— Start —

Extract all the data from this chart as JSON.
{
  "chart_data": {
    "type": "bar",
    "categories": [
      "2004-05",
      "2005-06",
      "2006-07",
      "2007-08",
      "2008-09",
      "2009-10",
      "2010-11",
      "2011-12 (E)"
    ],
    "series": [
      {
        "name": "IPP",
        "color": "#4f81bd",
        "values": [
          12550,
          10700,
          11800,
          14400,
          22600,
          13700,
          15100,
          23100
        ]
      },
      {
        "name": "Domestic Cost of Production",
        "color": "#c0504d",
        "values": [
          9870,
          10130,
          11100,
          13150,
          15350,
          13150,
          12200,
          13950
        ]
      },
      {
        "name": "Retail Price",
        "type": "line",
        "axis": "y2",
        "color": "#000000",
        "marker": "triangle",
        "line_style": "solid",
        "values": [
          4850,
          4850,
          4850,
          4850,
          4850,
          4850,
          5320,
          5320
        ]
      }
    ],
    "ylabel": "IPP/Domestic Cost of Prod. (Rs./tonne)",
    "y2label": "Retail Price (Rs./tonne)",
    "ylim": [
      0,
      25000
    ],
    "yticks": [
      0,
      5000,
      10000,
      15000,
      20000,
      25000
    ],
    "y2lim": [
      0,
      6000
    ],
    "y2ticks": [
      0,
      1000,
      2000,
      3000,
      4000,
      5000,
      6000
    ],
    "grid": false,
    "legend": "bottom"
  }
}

— End —

Look through the material above and pick out each line holding the word "color".

        "color": "#4f81bd",
        "color": "#c0504d",
        "color": "#000000",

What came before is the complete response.